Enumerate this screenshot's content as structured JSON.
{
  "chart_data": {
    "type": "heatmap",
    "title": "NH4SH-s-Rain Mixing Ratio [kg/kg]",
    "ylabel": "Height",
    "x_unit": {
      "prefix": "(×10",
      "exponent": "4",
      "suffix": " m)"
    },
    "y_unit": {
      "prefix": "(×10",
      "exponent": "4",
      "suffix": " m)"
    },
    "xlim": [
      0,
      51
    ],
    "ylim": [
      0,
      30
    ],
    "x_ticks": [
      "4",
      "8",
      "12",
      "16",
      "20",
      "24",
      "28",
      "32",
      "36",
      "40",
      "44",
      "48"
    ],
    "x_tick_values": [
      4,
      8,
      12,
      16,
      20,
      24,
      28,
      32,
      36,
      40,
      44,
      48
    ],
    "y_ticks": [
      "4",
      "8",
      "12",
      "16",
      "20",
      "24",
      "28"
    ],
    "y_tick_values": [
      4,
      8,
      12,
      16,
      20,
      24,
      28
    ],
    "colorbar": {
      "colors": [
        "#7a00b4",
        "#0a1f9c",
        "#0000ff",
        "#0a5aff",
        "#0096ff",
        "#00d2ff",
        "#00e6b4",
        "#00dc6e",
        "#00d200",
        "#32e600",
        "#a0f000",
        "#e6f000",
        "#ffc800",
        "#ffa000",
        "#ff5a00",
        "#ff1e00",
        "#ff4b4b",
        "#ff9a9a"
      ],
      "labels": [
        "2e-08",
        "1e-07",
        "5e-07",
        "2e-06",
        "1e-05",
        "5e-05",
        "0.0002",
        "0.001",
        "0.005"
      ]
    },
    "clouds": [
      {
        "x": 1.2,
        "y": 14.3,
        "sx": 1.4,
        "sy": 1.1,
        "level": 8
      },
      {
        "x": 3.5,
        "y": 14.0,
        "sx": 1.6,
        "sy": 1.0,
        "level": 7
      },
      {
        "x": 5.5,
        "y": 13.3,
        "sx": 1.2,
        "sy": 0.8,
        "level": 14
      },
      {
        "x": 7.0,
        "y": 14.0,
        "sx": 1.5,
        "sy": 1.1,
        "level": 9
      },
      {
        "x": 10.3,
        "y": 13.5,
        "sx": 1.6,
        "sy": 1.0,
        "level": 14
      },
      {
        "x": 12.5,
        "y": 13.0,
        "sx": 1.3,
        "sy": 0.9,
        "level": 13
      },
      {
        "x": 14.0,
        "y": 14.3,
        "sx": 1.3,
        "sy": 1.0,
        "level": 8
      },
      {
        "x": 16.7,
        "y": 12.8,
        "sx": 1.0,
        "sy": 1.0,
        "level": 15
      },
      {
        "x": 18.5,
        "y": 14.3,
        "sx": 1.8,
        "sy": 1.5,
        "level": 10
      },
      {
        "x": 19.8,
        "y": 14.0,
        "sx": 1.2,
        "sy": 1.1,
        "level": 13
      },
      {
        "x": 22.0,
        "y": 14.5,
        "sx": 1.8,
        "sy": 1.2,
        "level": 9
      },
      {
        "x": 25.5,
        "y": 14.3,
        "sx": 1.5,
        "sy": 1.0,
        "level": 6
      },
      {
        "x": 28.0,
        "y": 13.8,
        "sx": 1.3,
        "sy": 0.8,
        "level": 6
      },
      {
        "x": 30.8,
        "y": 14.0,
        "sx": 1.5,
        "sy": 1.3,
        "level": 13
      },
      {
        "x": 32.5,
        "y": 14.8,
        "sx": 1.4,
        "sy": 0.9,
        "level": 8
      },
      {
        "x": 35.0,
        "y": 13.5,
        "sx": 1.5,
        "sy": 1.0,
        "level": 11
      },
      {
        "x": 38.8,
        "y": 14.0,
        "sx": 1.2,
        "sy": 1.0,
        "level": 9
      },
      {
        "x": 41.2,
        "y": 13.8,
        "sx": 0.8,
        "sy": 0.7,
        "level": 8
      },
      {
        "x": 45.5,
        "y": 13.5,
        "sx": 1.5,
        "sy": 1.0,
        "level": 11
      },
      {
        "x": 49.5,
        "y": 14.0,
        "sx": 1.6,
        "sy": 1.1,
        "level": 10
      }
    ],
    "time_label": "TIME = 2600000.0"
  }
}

• • •

### Exercise prompt
Output every record above exactly as it appears.

### Result for this task
Enumerate this screenshot's content as structured JSON.
{
  "chart_data": {
    "type": "heatmap",
    "title": "NH4SH-s-Rain Mixing Ratio [kg/kg]",
    "ylabel": "Height",
    "x_unit": {
      "prefix": "(×10",
      "exponent": "4",
      "suffix": " m)"
    },
    "y_unit": {
      "prefix": "(×10",
      "exponent": "4",
      "suffix": " m)"
    },
    "xlim": [
      0,
      51
    ],
    "ylim": [
      0,
      30
    ],
    "x_ticks": [
      "4",
      "8",
      "12",
      "16",
      "20",
      "24",
      "28",
      "32",
      "36",
      "40",
      "44",
      "48"
    ],
    "x_tick_values": [
      4,
      8,
      12,
      16,
      20,
      24,
      28,
      32,
      36,
      40,
      44,
      48
    ],
    "y_ticks": [
      "4",
      "8",
      "12",
      "16",
      "20",
      "24",
      "28"
    ],
    "y_tick_values": [
      4,
      8,
      12,
      16,
      20,
      24,
      28
    ],
    "colorbar": {
      "colors": [
        "#7a00b4",
        "#0a1f9c",
        "#0000ff",
        "#0a5aff",
        "#0096ff",
        "#00d2ff",
        "#00e6b4",
        "#00dc6e",
        "#00d200",
        "#32e600",
        "#a0f000",
        "#e6f000",
        "#ffc800",
        "#ffa000",
        "#ff5a00",
        "#ff1e00",
        "#ff4b4b",
        "#ff9a9a"
      ],
      "labels": [
        "2e-08",
        "1e-07",
        "5e-07",
        "2e-06",
        "1e-05",
        "5e-05",
        "0.0002",
        "0.001",
        "0.005"
      ]
    },
    "clouds": [
      {
        "x": 1.2,
        "y": 14.3,
        "sx": 1.4,
        "sy": 1.1,
        "level": 8
      },
      {
        "x": 3.5,
        "y": 14.0,
        "sx": 1.6,
        "sy": 1.0,
        "level": 7
      },
      {
        "x": 5.5,
        "y": 13.3,
        "sx": 1.2,
        "sy": 0.8,
        "level": 14
      },
      {
        "x": 7.0,
        "y": 14.0,
        "sx": 1.5,
        "sy": 1.1,
        "level": 9
      },
      {
        "x": 10.3,
        "y": 13.5,
        "sx": 1.6,
        "sy": 1.0,
        "level": 14
      },
      {
        "x": 12.5,
        "y": 13.0,
        "sx": 1.3,
        "sy": 0.9,
        "level": 13
      },
      {
        "x": 14.0,
        "y": 14.3,
        "sx": 1.3,
        "sy": 1.0,
        "level": 8
      },
      {
        "x": 16.7,
        "y": 12.8,
        "sx": 1.0,
        "sy": 1.0,
        "level": 15
      },
      {
        "x": 18.5,
        "y": 14.3,
        "sx": 1.8,
        "sy": 1.5,
        "level": 10
      },
      {
        "x": 19.8,
        "y": 14.0,
        "sx": 1.2,
        "sy": 1.1,
        "level": 13
      },
      {
        "x": 22.0,
        "y": 14.5,
        "sx": 1.8,
        "sy": 1.2,
        "level": 9
      },
      {
        "x": 25.5,
        "y": 14.3,
        "sx": 1.5,
        "sy": 1.0,
        "level": 6
      },
      {
        "x": 28.0,
        "y": 13.8,
        "sx": 1.3,
        "sy": 0.8,
        "level": 6
      },
      {
        "x": 30.8,
        "y": 14.0,
        "sx": 1.5,
        "sy": 1.3,
        "level": 13
      },
      {
        "x": 32.5,
        "y": 14.8,
        "sx": 1.4,
        "sy": 0.9,
        "level": 8
      },
      {
        "x": 35.0,
        "y": 13.5,
        "sx": 1.5,
        "sy": 1.0,
        "level": 11
      },
      {
        "x": 38.8,
        "y": 14.0,
        "sx": 1.2,
        "sy": 1.0,
        "level": 9
      },
      {
        "x": 41.2,
        "y": 13.8,
        "sx": 0.8,
        "sy": 0.7,
        "level": 8
      },
      {
        "x": 45.5,
        "y": 13.5,
        "sx": 1.5,
        "sy": 1.0,
        "level": 11
      },
      {
        "x": 49.5,
        "y": 14.0,
        "sx": 1.6,
        "sy": 1.1,
        "level": 10
      }
    ],
    "time_label": "TIME = 2600000.0"
  }
}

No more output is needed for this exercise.